→ Document:
Here are some random, mostly incredulous notes in response to First Blood. Warning: there are spoilers. I don’t even know how to begin talking about this movie without discussing the ending, so, yeah. Total spoilers.
I love this poster. I especially like the implication that he wasn’t fighting for his life when he was a soldier in Vietnam. Anyway.
1.) Okay, dudes. I know small towns. I was raised in a small town. My small town is smaller than the town in this movie. We’re talking two stoplights here, and the creating of the second stoplight was big news. There is no McDonalds, no Burger King, no Taco Bell. There is no Starbucks where I grew up. Think about that for a second. There are like five churches and no bookstores in Middletown. We have one of those prominent Bible saying signs. My high school, middle school, and elementary school were all on the same campus. Trust me, I GET small towns.
That being said . . . the fact that John Rambo is arrested for vagrancy, which I guess means walking quietly and soberly on a public street in an Army jacket, is so utterly ridiculous that I can’t really get behind it. Like I said, I get small-minded assholes with guns, but the whole set-up for this story really tried my normally very able suspension for disbelief. For God’s sake, I like Deep Blue Sea. You have to try to make me go, “Oh, like that would ever happen.”

→ Supplied material:
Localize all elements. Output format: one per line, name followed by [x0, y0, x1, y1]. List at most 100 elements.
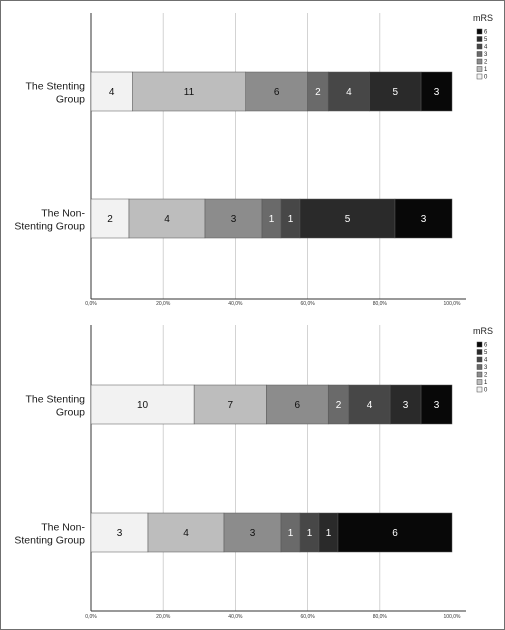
- x-tick-label: 60,0%: [301, 614, 316, 620]
- data-label: 11: [184, 87, 195, 98]
- legend-swatch: [476, 73, 483, 80]
- bar-segment: [204, 198, 263, 239]
- legend-label: 0: [484, 388, 488, 394]
- legend-swatch: [476, 356, 483, 363]
- category-label: The Non-: [41, 522, 85, 534]
- x-tick-label: 80,0%: [373, 301, 388, 307]
- legend-swatch: [476, 341, 483, 348]
- x-tick-label: 0,0%: [85, 614, 97, 620]
- data-label: 3: [403, 400, 409, 411]
- legend-swatch: [476, 364, 483, 370]
- bar-segment: [327, 71, 370, 112]
- legend-label: 3: [484, 365, 488, 371]
- category-label: The Stenting: [25, 81, 85, 93]
- legend-label: 1: [484, 67, 488, 73]
- bar-segment: [394, 198, 453, 239]
- data-label: 4: [367, 400, 373, 411]
- legend-label: 6: [484, 343, 488, 349]
- bar-segment: [90, 512, 149, 553]
- bar-segment: [223, 512, 282, 553]
- legend-swatch: [476, 36, 483, 42]
- bar-segment: [299, 198, 396, 239]
- bar-segment: [128, 198, 206, 239]
- legend-title: mRS: [473, 13, 493, 23]
- x-tick-label: 80,0%: [373, 614, 388, 620]
- bar-segment: [90, 71, 133, 112]
- bar-segment: [90, 384, 195, 425]
- bar-segment: [348, 384, 391, 425]
- legend-swatch: [476, 51, 483, 57]
- data-label: 6: [295, 400, 301, 411]
- category-label: Stenting Group: [14, 535, 85, 547]
- legend-label: 4: [484, 45, 488, 51]
- data-label: 1: [288, 528, 294, 539]
- category-label: The Non-: [41, 208, 85, 220]
- data-label: 2: [107, 214, 113, 225]
- chart-panel-1: 0,0% 20,0% 40,0% 60,0% 80,0% 100,0%4 11 6 2 4 5 3Th…: [14, 13, 493, 307]
- bar-segment: [389, 384, 422, 425]
- bar-segment: [266, 384, 329, 425]
- legend-label: 2: [484, 373, 488, 379]
- legend-swatch: [476, 386, 483, 393]
- x-tick-label: 100,0%: [444, 301, 462, 307]
- data-label: 4: [346, 87, 352, 98]
- bar-segment: [337, 512, 453, 553]
- data-label: 1: [307, 528, 313, 539]
- data-label: 6: [392, 528, 398, 539]
- legend-swatch: [476, 349, 483, 355]
- legend-label: 1: [484, 380, 488, 386]
- bar-segment: [420, 384, 453, 425]
- data-label: 4: [109, 87, 115, 98]
- data-label: 5: [392, 87, 398, 98]
- bar-segment: [369, 71, 422, 112]
- category-label: Stenting Group: [14, 221, 85, 233]
- legend-label: 6: [484, 30, 488, 36]
- data-label: 3: [250, 528, 256, 539]
- x-tick-label: 40,0%: [228, 301, 243, 307]
- bar-segment: [147, 512, 225, 553]
- category-label: Group: [56, 407, 85, 419]
- data-label: 10: [137, 400, 149, 411]
- x-tick-label: 100,0%: [444, 614, 462, 620]
- legend-label: 3: [484, 52, 488, 58]
- data-label: 2: [315, 87, 321, 98]
- legend-label: 5: [484, 350, 488, 356]
- legend-swatch: [476, 379, 483, 385]
- legend-label: 5: [484, 37, 488, 43]
- category-label: Group: [56, 94, 85, 106]
- x-tick-label: 0,0%: [85, 301, 97, 307]
- legend-label: 4: [484, 358, 488, 364]
- x-tick-label: 20,0%: [156, 301, 171, 307]
- bar-segment: [90, 198, 130, 239]
- data-label: 4: [164, 214, 170, 225]
- data-label: 1: [288, 214, 294, 225]
- data-label: 3: [117, 528, 123, 539]
- data-label: 5: [345, 214, 351, 225]
- x-tick-label: 40,0%: [228, 614, 243, 620]
- data-label: 6: [274, 87, 280, 98]
- data-label: 3: [421, 214, 427, 225]
- data-label: 3: [434, 400, 440, 411]
- x-tick-label: 60,0%: [301, 301, 316, 307]
- bar-segment: [420, 71, 453, 112]
- data-label: 3: [231, 214, 237, 225]
- legend-label: 0: [484, 75, 488, 81]
- data-label: 7: [227, 400, 233, 411]
- legend-swatch: [476, 371, 483, 378]
- data-label: 3: [434, 87, 440, 98]
- x-tick-label: 20,0%: [156, 614, 171, 620]
- legend-swatch: [476, 43, 483, 50]
- legend-title: mRS: [473, 326, 493, 336]
- bar-segment: [193, 384, 267, 425]
- chart-panel-2: 0,0% 20,0% 40,0% 60,0% 80,0% 100,0%10 7 6 2 4 3 3Th…: [14, 325, 493, 620]
- legend-swatch: [476, 28, 483, 35]
- data-label: 2: [336, 400, 342, 411]
- data-label: 1: [269, 214, 275, 225]
- legend-swatch: [476, 66, 483, 72]
- legend-swatch: [476, 58, 483, 65]
- legend-label: 2: [484, 60, 488, 66]
- data-label: 1: [326, 528, 332, 539]
- data-label: 4: [183, 528, 189, 539]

→ Given instruction 1: In the First Blood notes, why does the writer warn readers about spoilers?
→ Given instruction 2: Rewrite the part of the First Blood notes that opens with the words containing "1.) Okay, dudes." and closes with "GET small towns.", using "chapels" in place of "churches".
→ Given instruction 3: Carry on the First Blood notes from their last sentence.

→ Answer 1: The writer doesn't know how to begin talking about the movie without discussing its ending, so the notes contain spoilers throughout.

→ Answer 2:
1.) Okay, dudes. I know small towns. I was raised in a small town. My small town is smaller than the town in this movie. We’re talking two stoplights here, and the creating of the second stoplight was big news. There is no McDonalds, no Burger King, no Taco Bell. There is no Starbucks where I grew up. Think about that for a second. There are like five chapels and no bookstores in Middletown. We have one of those prominent Bible saying signs. My high school, middle school, and elementary school were all on the same campus. Trust me, I GET small towns.

→ Answer 3:
2. Of course, I suppose some of this could be due to the differences in the political climate of the US between 1983 and 2010. I wasn’t alive yet in 1983, so I’m kind of relying on what I remember from Mr. Matthews’s class to get me by, but I know that when the Vietnam War happened, it was pretty much despised by everyone here, and that people would go to the airports and spit at the soldiers when they came home. Which, fucked up, but okay, trying to look past that to imagine an America still just as angry at the vets years later, except . . . in the US today, it is extraordinarily hard for me to picture a small town—you know, home-cooking, small business, god-fearin’, backbone of Americana—that’s so flagrantly disrespectful of a soldier and a soldier with honors, at that. No matter how people think of the war, I just cannot wrap my head around a Sheriff’s Department in any small town that would hunt down a VETERAN in this manner.
Like I said, I do think some of the disconnect is a generational gap. On the other hand, this movie is kind of like a love song to small town ineptitude, isn’t it? I’m amused by the fact that a lot of the people who probably really like the Rambo movies are also kind of being insulted by them, at least in this first one.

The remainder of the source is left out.